# START OF Material for this exercise

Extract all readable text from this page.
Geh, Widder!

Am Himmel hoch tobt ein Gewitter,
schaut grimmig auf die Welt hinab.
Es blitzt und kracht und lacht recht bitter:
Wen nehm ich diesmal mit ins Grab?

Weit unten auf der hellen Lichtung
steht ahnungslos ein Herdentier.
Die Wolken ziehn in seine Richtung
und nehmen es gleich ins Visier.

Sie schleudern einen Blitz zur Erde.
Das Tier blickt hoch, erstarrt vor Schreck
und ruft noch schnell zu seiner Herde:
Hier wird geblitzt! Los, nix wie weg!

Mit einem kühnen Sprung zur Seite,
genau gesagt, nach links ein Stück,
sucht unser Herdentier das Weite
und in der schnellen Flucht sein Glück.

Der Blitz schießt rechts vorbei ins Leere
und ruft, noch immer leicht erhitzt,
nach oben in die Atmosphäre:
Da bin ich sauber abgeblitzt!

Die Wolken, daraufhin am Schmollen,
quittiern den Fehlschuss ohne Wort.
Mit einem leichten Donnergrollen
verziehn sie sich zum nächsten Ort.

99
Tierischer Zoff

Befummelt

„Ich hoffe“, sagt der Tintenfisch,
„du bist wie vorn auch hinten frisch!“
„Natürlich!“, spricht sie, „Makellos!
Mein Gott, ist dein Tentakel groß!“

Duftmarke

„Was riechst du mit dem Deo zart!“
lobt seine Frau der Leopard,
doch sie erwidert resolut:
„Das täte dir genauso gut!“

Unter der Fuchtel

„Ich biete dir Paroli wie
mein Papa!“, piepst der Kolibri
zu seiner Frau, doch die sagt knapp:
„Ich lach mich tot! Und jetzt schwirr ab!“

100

# END OF Material for this exercise

● **Work to complete**:
Copy every line of the listing containing the string "Frau".

● **Answer below**:
lobt seine Frau der Leopard,
zu seiner Frau, doch die sagt knapp:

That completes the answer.